▸ Exercise instructions:
Check each line of the material below, and copy it if it holds the string "virtually".

--- Begin Dataset rows ---

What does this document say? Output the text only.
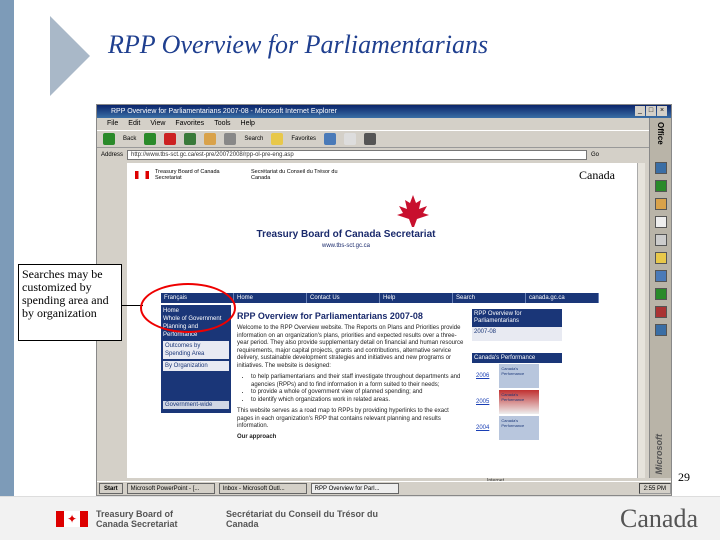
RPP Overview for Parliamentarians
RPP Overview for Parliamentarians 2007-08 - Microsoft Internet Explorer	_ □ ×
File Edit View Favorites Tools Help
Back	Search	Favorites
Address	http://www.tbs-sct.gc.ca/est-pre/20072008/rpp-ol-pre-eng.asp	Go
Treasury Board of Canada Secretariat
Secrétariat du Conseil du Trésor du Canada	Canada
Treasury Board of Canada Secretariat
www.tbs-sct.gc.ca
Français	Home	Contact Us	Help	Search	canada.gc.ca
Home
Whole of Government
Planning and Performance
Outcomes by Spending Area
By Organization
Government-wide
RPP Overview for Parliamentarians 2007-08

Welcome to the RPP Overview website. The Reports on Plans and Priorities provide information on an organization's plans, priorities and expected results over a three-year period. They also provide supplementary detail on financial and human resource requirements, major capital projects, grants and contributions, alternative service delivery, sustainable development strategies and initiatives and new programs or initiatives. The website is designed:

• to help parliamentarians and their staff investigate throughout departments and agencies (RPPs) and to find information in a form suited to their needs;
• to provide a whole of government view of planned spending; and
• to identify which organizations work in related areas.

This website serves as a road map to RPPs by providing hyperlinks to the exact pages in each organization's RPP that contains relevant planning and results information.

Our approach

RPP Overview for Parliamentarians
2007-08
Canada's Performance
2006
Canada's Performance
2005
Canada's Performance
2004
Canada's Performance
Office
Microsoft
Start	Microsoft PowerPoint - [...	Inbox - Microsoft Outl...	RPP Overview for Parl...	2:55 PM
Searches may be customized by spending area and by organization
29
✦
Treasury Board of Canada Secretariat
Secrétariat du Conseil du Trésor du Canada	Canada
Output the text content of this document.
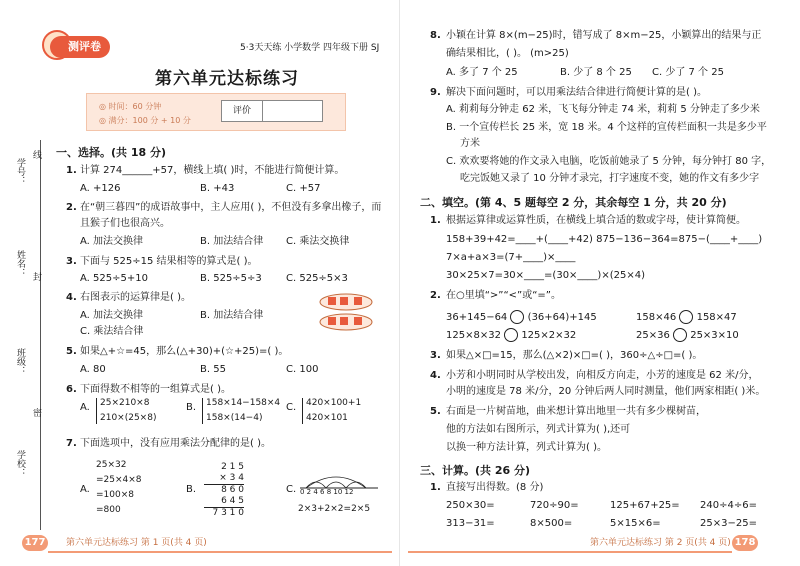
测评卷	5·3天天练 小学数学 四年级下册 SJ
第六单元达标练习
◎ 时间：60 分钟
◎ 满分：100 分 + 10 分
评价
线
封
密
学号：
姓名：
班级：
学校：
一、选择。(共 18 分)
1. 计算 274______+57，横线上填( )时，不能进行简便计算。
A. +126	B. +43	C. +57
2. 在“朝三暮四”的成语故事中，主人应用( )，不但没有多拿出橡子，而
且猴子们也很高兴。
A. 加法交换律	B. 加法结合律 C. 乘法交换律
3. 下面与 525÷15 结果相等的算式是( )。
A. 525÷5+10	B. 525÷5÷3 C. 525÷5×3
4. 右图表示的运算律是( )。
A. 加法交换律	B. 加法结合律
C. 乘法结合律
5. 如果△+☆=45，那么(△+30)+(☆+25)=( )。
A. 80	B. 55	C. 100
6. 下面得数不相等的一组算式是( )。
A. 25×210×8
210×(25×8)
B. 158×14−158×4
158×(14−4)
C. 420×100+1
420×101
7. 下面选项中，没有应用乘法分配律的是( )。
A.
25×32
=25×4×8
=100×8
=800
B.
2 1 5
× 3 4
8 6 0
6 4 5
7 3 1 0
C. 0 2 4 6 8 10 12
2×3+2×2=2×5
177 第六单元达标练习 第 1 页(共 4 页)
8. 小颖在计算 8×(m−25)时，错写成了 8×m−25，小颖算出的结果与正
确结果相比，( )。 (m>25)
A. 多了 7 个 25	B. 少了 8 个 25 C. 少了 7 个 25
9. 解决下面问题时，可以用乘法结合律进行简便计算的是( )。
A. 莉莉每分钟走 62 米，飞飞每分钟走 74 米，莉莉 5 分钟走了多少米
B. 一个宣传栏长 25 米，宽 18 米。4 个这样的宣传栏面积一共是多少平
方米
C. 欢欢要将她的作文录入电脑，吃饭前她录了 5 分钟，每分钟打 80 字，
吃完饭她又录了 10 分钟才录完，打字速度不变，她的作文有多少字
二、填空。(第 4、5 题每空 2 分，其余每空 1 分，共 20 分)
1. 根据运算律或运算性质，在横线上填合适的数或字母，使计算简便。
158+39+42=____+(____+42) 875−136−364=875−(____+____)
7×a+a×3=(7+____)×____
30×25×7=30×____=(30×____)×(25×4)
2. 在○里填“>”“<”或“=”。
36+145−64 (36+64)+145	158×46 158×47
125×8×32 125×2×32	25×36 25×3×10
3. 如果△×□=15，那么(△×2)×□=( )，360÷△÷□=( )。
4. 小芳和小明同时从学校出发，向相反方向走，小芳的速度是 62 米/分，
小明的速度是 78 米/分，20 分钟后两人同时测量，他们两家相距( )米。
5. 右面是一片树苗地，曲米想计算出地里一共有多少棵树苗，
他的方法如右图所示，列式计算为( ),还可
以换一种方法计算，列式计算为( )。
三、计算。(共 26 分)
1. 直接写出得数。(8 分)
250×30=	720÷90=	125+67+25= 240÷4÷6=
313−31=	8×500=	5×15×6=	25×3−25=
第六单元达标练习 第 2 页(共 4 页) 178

--- End Dataset rows ---
--- Begin Dataset rows ---

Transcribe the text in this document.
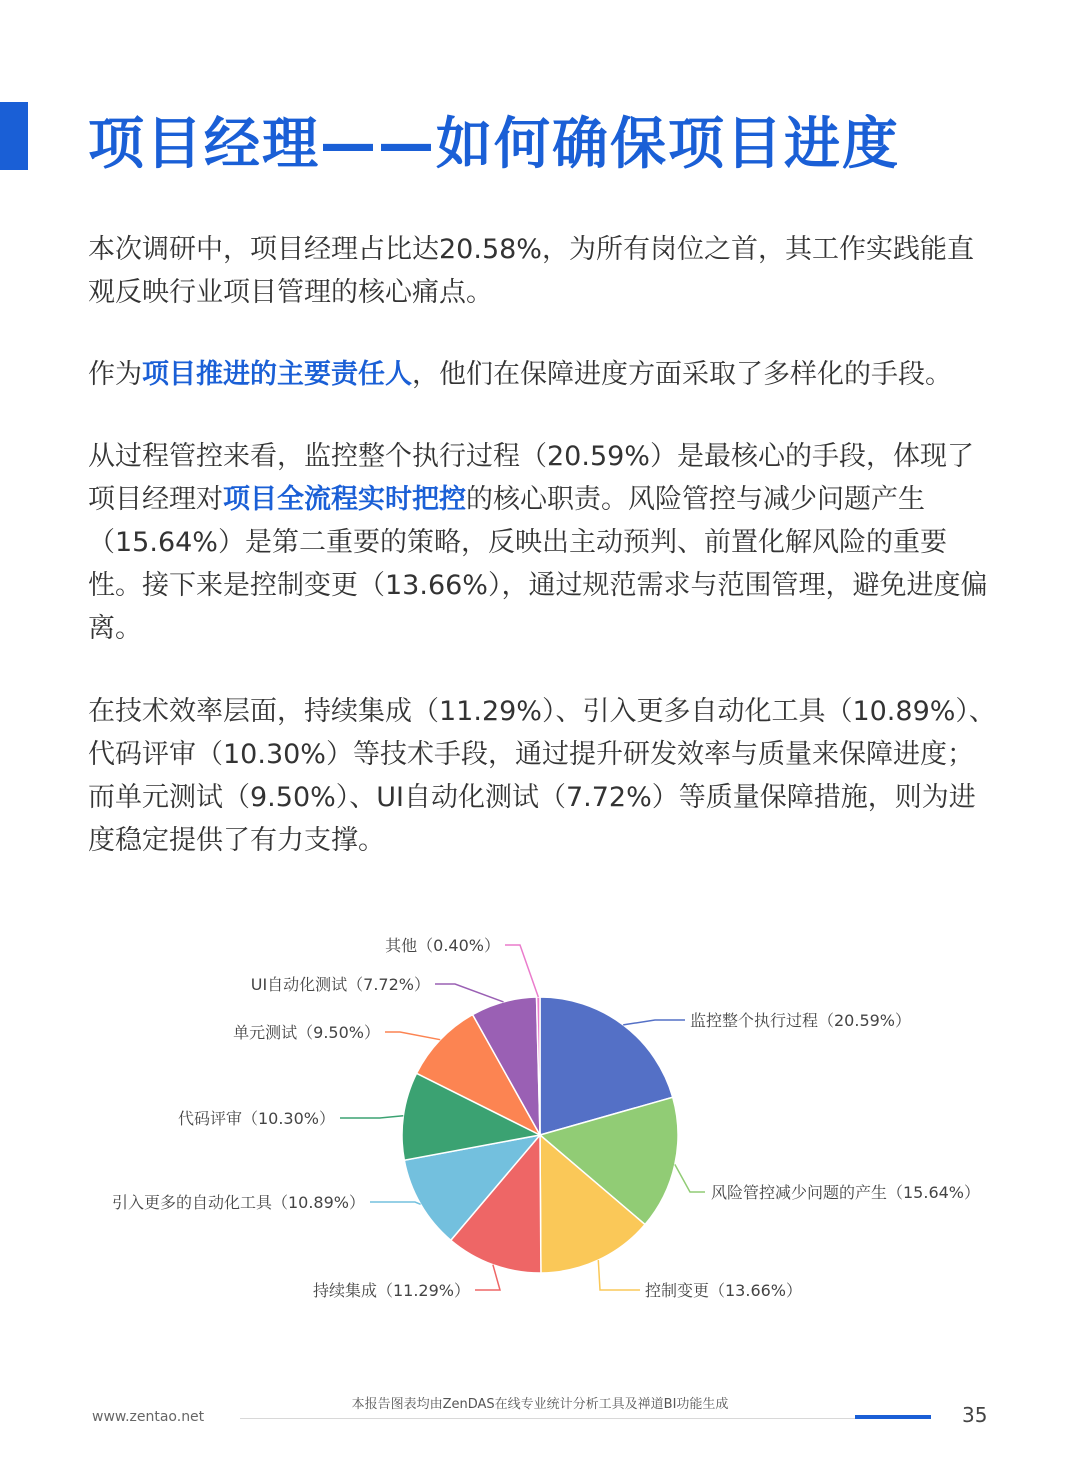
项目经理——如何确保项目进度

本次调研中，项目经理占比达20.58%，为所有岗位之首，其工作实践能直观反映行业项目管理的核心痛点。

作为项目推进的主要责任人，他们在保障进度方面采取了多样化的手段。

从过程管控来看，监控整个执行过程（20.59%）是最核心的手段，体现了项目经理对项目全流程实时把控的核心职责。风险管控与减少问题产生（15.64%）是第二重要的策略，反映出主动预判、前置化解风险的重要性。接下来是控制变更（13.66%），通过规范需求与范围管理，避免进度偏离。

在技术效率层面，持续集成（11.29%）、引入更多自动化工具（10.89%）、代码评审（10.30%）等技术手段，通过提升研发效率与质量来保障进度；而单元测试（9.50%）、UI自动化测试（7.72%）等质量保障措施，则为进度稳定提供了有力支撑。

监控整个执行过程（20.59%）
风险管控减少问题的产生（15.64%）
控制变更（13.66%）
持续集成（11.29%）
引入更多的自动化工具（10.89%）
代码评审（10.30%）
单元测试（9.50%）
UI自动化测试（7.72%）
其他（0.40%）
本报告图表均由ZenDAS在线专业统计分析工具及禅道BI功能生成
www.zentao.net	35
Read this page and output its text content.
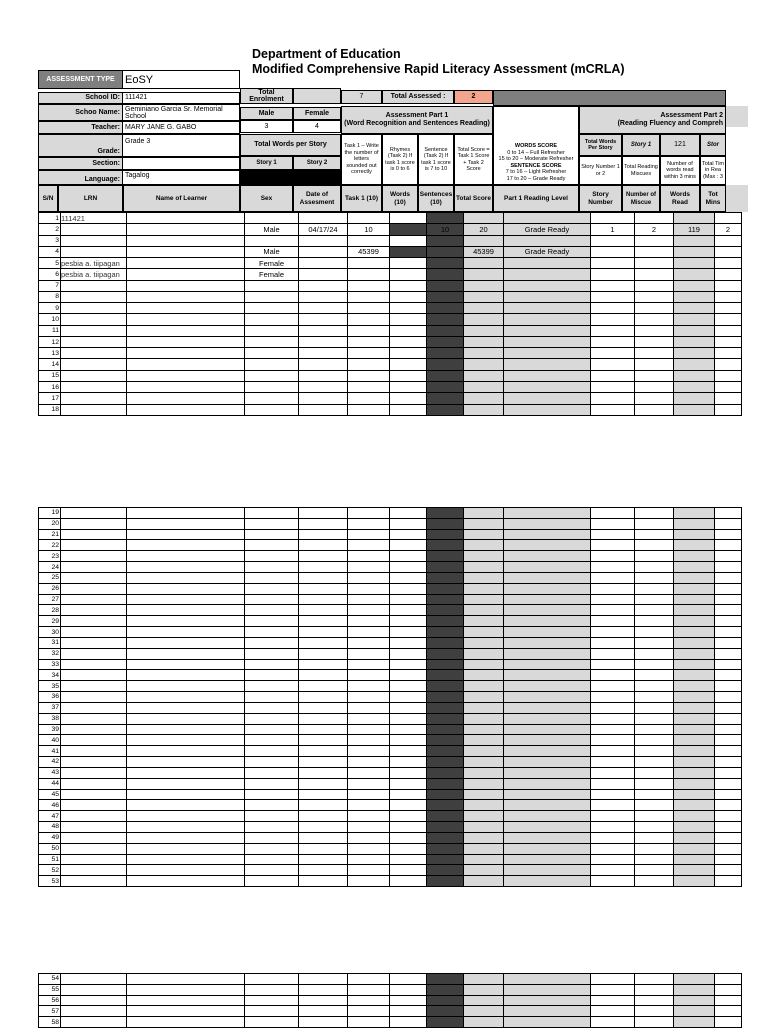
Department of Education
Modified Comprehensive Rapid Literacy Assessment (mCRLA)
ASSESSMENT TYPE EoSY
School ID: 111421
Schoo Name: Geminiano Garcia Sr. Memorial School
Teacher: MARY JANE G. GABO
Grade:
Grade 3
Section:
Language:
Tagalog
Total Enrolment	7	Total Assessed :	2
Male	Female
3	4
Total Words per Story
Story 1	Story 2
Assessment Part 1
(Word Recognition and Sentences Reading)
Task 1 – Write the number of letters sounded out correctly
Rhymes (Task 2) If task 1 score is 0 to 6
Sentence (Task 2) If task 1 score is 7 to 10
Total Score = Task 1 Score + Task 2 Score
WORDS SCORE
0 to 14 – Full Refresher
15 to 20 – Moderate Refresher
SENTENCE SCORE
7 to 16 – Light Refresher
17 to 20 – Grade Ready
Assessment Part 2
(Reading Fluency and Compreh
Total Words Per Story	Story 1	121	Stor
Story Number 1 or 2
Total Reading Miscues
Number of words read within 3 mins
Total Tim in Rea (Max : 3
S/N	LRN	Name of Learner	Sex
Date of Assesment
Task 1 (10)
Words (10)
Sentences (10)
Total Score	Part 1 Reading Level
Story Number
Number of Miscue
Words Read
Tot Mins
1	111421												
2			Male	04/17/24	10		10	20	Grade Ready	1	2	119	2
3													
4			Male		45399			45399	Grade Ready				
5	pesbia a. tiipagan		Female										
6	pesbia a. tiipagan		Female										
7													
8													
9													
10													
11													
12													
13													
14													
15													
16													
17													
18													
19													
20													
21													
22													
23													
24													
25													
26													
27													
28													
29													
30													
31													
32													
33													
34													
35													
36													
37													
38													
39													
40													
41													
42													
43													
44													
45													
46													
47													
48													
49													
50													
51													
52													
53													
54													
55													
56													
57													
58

--- End Dataset rows ---
--- Begin Dataset rows ---

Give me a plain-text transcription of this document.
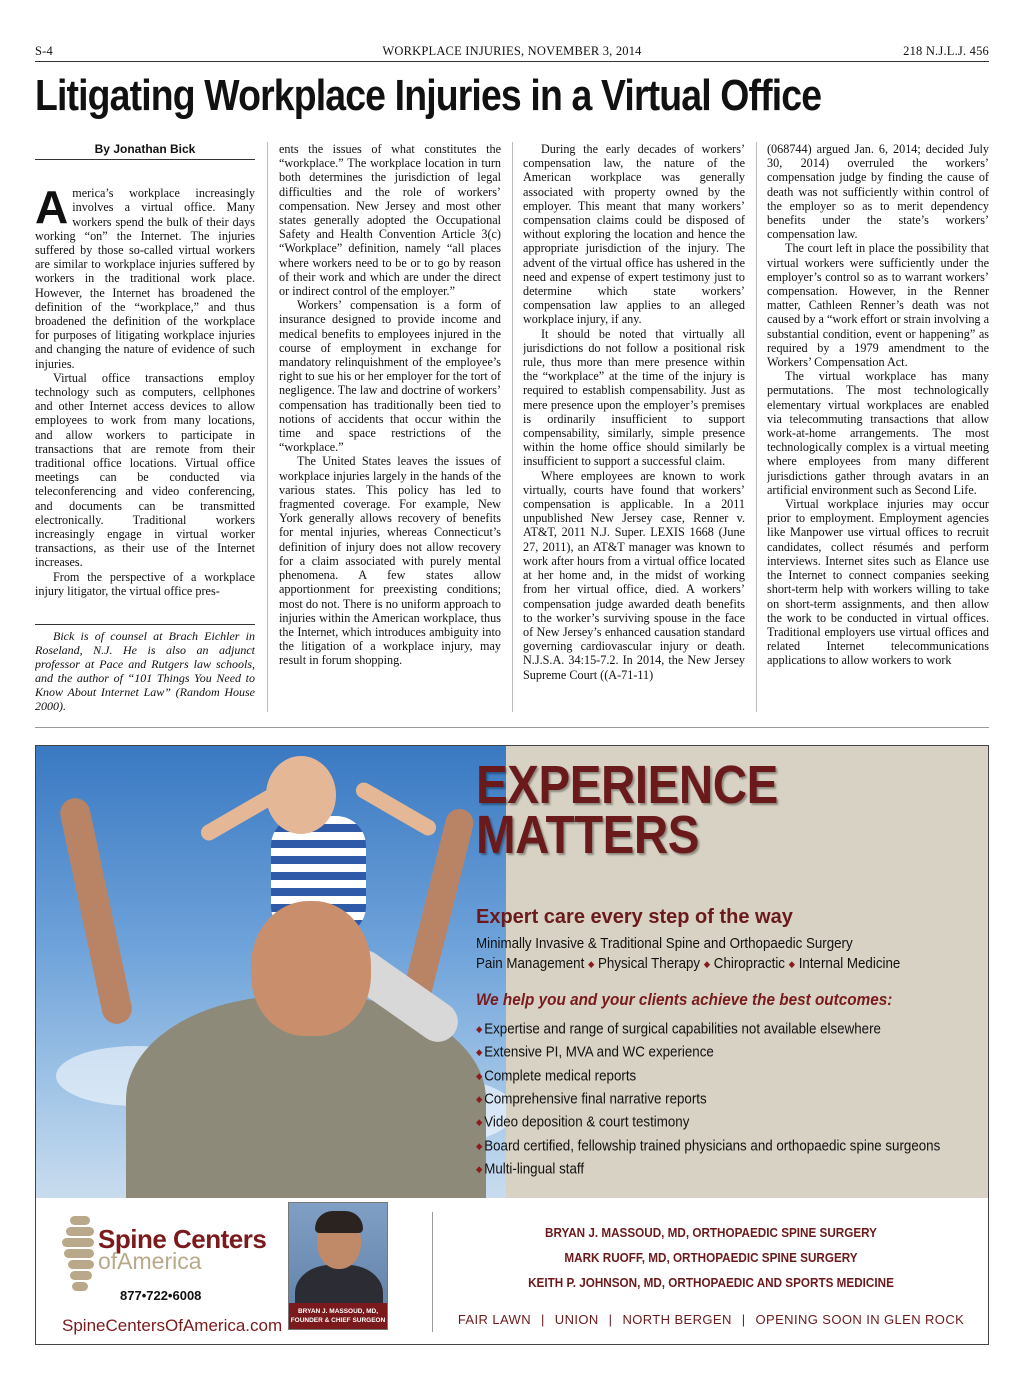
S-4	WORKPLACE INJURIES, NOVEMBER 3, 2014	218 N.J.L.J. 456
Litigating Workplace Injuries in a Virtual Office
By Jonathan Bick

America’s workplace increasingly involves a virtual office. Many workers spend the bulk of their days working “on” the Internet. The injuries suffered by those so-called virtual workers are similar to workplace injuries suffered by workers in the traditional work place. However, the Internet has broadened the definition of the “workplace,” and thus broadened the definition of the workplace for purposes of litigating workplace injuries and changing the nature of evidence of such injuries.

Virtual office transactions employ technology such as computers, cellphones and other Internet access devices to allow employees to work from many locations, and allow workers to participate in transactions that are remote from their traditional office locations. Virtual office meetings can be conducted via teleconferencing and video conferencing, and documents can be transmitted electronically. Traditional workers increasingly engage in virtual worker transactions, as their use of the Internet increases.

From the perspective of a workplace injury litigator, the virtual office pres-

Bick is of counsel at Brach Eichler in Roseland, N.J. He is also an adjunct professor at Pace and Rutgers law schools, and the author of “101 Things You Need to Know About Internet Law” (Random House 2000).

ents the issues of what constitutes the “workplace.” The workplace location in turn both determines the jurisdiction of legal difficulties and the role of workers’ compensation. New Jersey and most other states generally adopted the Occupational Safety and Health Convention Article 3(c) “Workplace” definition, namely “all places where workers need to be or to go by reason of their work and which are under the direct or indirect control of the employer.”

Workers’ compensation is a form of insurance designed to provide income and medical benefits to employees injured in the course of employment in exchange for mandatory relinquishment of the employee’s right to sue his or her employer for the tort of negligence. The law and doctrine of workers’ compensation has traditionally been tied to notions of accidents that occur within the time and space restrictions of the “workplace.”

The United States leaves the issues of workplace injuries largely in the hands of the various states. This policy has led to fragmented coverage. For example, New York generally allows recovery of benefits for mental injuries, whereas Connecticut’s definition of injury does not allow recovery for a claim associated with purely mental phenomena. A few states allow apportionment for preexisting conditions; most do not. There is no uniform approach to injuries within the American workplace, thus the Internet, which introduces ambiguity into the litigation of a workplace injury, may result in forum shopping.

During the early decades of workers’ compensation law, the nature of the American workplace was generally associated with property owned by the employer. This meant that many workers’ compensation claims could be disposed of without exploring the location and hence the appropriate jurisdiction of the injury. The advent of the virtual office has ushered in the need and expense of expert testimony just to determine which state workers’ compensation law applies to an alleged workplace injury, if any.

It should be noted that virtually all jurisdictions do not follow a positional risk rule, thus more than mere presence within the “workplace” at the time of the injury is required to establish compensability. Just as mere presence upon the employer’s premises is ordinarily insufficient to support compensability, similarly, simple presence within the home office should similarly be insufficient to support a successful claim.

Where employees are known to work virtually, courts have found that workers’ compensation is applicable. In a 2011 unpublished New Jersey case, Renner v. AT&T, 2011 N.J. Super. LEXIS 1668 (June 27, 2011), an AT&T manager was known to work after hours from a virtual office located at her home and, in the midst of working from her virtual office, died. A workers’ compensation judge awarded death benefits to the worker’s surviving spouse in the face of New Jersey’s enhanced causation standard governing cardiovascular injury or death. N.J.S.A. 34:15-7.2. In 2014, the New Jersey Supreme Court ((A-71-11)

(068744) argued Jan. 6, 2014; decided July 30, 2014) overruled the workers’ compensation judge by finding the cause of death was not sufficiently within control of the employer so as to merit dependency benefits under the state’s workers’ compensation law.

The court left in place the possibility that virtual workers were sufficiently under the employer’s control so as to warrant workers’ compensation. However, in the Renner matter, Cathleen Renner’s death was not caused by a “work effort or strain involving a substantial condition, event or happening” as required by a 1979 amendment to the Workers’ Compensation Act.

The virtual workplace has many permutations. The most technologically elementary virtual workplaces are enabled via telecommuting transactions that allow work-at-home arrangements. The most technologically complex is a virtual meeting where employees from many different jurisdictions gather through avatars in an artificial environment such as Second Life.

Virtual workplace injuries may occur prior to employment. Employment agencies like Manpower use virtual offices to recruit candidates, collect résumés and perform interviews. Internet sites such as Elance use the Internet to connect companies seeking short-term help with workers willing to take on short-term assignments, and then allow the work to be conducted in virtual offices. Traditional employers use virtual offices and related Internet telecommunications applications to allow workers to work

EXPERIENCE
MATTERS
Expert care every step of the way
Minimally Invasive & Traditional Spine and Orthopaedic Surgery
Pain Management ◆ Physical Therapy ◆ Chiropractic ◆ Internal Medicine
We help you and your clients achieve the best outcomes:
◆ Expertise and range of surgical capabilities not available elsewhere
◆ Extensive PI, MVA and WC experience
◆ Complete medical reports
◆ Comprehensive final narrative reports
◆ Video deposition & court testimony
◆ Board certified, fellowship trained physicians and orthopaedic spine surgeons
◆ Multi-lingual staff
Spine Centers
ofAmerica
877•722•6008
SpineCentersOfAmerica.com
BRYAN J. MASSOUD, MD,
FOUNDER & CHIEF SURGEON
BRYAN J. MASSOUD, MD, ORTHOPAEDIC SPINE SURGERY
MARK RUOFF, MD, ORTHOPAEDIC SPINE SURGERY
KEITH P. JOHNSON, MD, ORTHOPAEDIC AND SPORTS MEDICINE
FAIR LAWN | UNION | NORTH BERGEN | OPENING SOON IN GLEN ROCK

--- End Dataset rows ---

▸ Task result:
It should be noted that virtually all jurisdictions do not follow a positional risk rule, thus more than mere presence within the “workplace” at the time of the injury is required to establish compensability. Just as mere presence upon the employer’s premises is ordinarily insufficient to support compensability, similarly, simple presence within the home office should similarly be insufficient to support a successful claim.
Where employees are known to work virtually, courts have found that workers’ compensation is applicable. In a 2011 unpublished New Jersey case, Renner v. AT&T, 2011 N.J. Super. LEXIS 1668 (June 27, 2011), an AT&T manager was known to work after hours from a virtual office located at her home and, in the midst of working from her virtual office, died. A workers’ compensation judge awarded death benefits to the worker’s surviving spouse in the face of New Jersey’s enhanced causation standard governing cardiovascular injury or death. N.J.S.A. 34:15-7.2. In 2014, the New Jersey Supreme Court ((A-71-11)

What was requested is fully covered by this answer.